* STATED PROBLEM:
Write out the material exactly, without any of its pictures.

### ENTRIES SUPPLIED ###

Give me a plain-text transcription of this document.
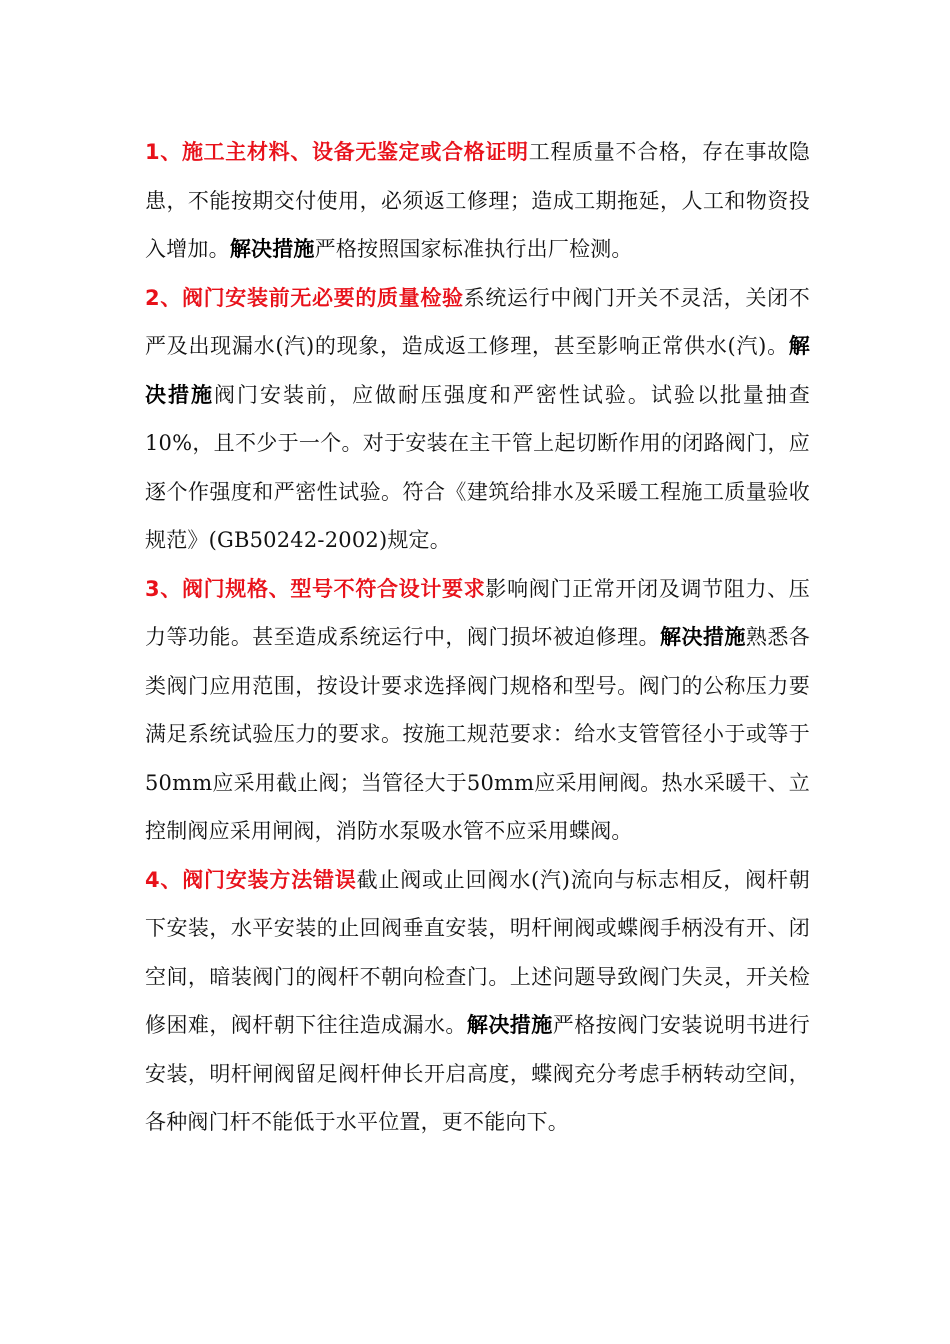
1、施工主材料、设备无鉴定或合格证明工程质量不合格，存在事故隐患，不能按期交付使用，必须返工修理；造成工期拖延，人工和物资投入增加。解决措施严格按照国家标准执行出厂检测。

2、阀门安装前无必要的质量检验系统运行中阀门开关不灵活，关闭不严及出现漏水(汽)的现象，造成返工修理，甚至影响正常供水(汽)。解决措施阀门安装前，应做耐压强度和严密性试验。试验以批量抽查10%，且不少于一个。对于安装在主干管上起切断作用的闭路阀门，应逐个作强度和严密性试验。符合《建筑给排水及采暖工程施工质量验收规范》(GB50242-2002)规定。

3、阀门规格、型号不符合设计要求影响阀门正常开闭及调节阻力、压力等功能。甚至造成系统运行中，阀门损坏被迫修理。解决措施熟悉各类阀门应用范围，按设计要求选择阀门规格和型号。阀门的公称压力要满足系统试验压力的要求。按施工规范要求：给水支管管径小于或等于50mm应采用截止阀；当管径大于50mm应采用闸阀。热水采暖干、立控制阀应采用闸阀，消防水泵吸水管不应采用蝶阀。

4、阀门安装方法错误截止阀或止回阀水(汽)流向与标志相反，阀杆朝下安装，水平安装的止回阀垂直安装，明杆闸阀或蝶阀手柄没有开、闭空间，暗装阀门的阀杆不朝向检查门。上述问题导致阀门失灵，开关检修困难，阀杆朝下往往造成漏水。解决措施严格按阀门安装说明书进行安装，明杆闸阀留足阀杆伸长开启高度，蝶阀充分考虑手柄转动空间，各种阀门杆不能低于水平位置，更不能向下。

###

* ANSWER TO THE PROBLEM:
Give me a plain-text transcription of this document.
1、施工主材料、设备无鉴定或合格证明工程质量不合格，存在事故隐患，不能按期交付使用，必须返工修理；造成工期拖延，人工和物资投入增加。解决措施严格按照国家标准执行出厂检测。

2、阀门安装前无必要的质量检验系统运行中阀门开关不灵活，关闭不严及出现漏水(汽)的现象，造成返工修理，甚至影响正常供水(汽)。解决措施阀门安装前，应做耐压强度和严密性试验。试验以批量抽查10%，且不少于一个。对于安装在主干管上起切断作用的闭路阀门，应逐个作强度和严密性试验。符合《建筑给排水及采暖工程施工质量验收规范》(GB50242-2002)规定。

3、阀门规格、型号不符合设计要求影响阀门正常开闭及调节阻力、压力等功能。甚至造成系统运行中，阀门损坏被迫修理。解决措施熟悉各类阀门应用范围，按设计要求选择阀门规格和型号。阀门的公称压力要满足系统试验压力的要求。按施工规范要求：给水支管管径小于或等于50mm应采用截止阀；当管径大于50mm应采用闸阀。热水采暖干、立控制阀应采用闸阀，消防水泵吸水管不应采用蝶阀。

4、阀门安装方法错误截止阀或止回阀水(汽)流向与标志相反，阀杆朝下安装，水平安装的止回阀垂直安装，明杆闸阀或蝶阀手柄没有开、闭空间，暗装阀门的阀杆不朝向检查门。上述问题导致阀门失灵，开关检修困难，阀杆朝下往往造成漏水。解决措施严格按阀门安装说明书进行安装，明杆闸阀留足阀杆伸长开启高度，蝶阀充分考虑手柄转动空间，各种阀门杆不能低于水平位置，更不能向下。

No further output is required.